PROVIDED RECORDS:
------------------------------------------------------------
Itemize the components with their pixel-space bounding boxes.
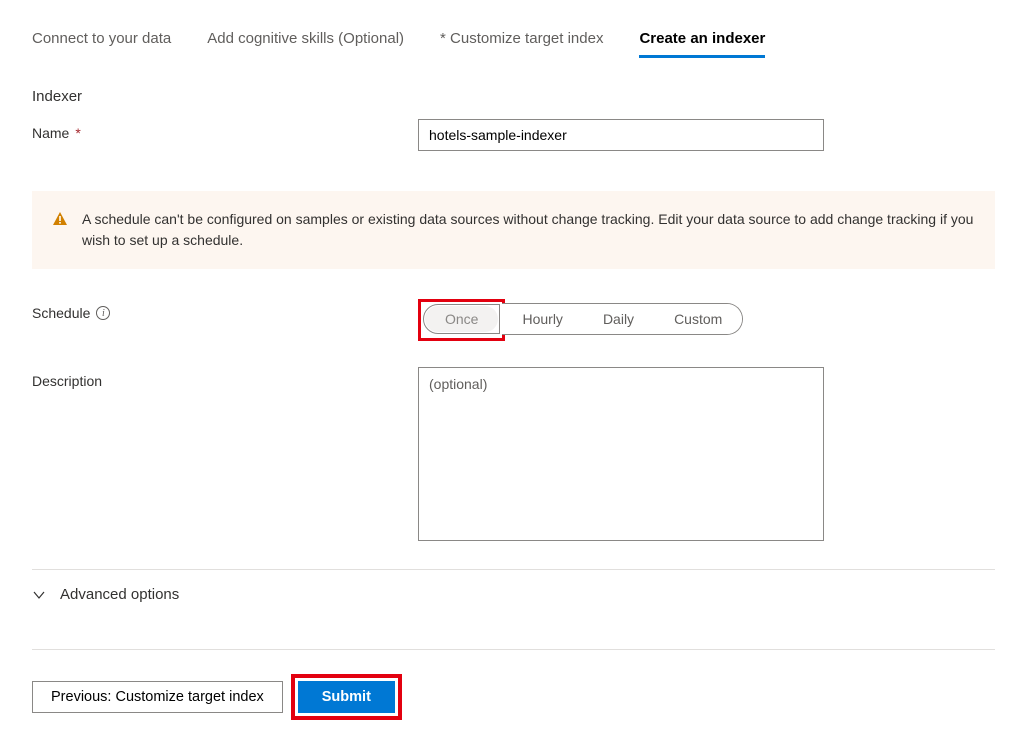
tab-cognitive-skills[interactable]: Add cognitive skills (Optional)	[207, 30, 404, 58]
advanced-options-label: Advanced options	[60, 586, 179, 603]
previous-button[interactable]: Previous: Customize target index	[32, 681, 283, 713]
section-title: Indexer	[32, 88, 995, 105]
description-input[interactable]	[418, 367, 824, 541]
tab-connect-data[interactable]: Connect to your data	[32, 30, 171, 58]
highlight-submit: Submit	[291, 674, 402, 720]
chevron-down-icon	[32, 588, 46, 602]
warning-icon	[52, 211, 68, 230]
tab-customize-index[interactable]: * Customize target index	[440, 30, 603, 58]
description-label: Description	[32, 367, 418, 389]
warning-text: A schedule can't be configured on sample…	[82, 209, 975, 251]
info-icon[interactable]: i	[96, 306, 110, 320]
name-input[interactable]	[418, 119, 824, 151]
tab-create-indexer[interactable]: Create an indexer	[639, 30, 765, 58]
schedule-option-custom[interactable]: Custom	[654, 304, 742, 334]
schedule-label: Schedule i	[32, 299, 418, 321]
required-indicator: *	[75, 125, 80, 141]
row-description: Description	[32, 367, 995, 541]
name-label: Name*	[32, 119, 418, 141]
wizard-tabs: Connect to your data Add cognitive skill…	[32, 30, 995, 58]
schedule-option-daily[interactable]: Daily	[583, 304, 654, 334]
footer-bar: Previous: Customize target index Submit	[32, 649, 995, 720]
schedule-option-once[interactable]: Once	[425, 306, 498, 332]
schedule-warning-box: A schedule can't be configured on sample…	[32, 191, 995, 269]
advanced-options-toggle[interactable]: Advanced options	[32, 569, 995, 603]
row-schedule: Schedule i Once Hourly Daily Custom	[32, 299, 995, 341]
schedule-option-hourly[interactable]: Hourly	[502, 304, 582, 334]
highlight-once: Once	[418, 299, 505, 341]
submit-button[interactable]: Submit	[298, 681, 395, 713]
row-name: Name*	[32, 119, 995, 151]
------------------------------------------------------------
WRITTEN TASK: Can you render the material above as a JSON list of strings, one string per line, with blank lines and the picture left out?

RESULT FOR THIS EXERCISE:
[
  "Itemize the components with their pixel-space bounding boxes.",
  "tab-cognitive-skills[interactable]: Add cognitive skills (Optional)\t[207, 30, 404, 58]",
  "advanced-options-label: Advanced options\t[60, 586, 179, 603]",
  "previous-button[interactable]: Previous: Customize target index\t[32, 681, 283, 713]",
  "section-title: Indexer\t[32, 88, 995, 105]",
  "description-input[interactable]\t[418, 367, 824, 541]",
  "tab-connect-data[interactable]: Connect to your data\t[32, 30, 171, 58]",
  "highlight-submit: Submit\t[291, 674, 402, 720]",
  "chevron-down-icon\t[32, 588, 46, 602]",
  "warning-icon\t[52, 211, 68, 230]",
  "tab-customize-index[interactable]: * Customize target index\t[440, 30, 603, 58]",
  "description-label: Description\t[32, 367, 418, 389]",
  "warning-text: A schedule can't be configured on sample…\t[82, 209, 975, 251]",
  "info-icon[interactable]: i\t[96, 306, 110, 320]",
  "name-input[interactable]\t[418, 119, 824, 151]",
  "tab-create-indexer[interactable]: Create an indexer\t[639, 30, 765, 58]",
  "schedule-option-custom[interactable]: Custom\t[654, 304, 742, 334]",
  "schedule-label: Schedule i\t[32, 299, 418, 321]",
  "required-indicator: *\t[75, 125, 80, 141]",
  "row-description: Description\t[32, 367, 995, 541]",
  "name-label: Name*\t[32, 119, 418, 141]",
  "wizard-tabs: Connect to your data Add cognitive skill…\t[32, 30, 995, 58]",
  "schedule-option-daily[interactable]: Daily\t[583, 304, 654, 334]",
  "footer-bar: Previous: Customize target index Submit\t[32, 649, 995, 720]",
  "schedule-option-once[interactable]: Once\t[425, 306, 498, 332]",
  "schedule-warning-box: A schedule can't be configured on sample…\t[32, 191, 995, 269]",
  "advanced-options-toggle[interactable]: Advanced options\t[32, 569, 995, 603]",
  "row-schedule: Schedule i Once Hourly Daily Custom\t[32, 299, 995, 341]",
  "schedule-option-hourly[interactable]: Hourly\t[502, 304, 582, 334]",
  "highlight-once: Once\t[418, 299, 505, 341]",
  "submit-button[interactable]: Submit\t[298, 681, 395, 713]",
  "row-name: Name*\t[32, 119, 995, 151]"
]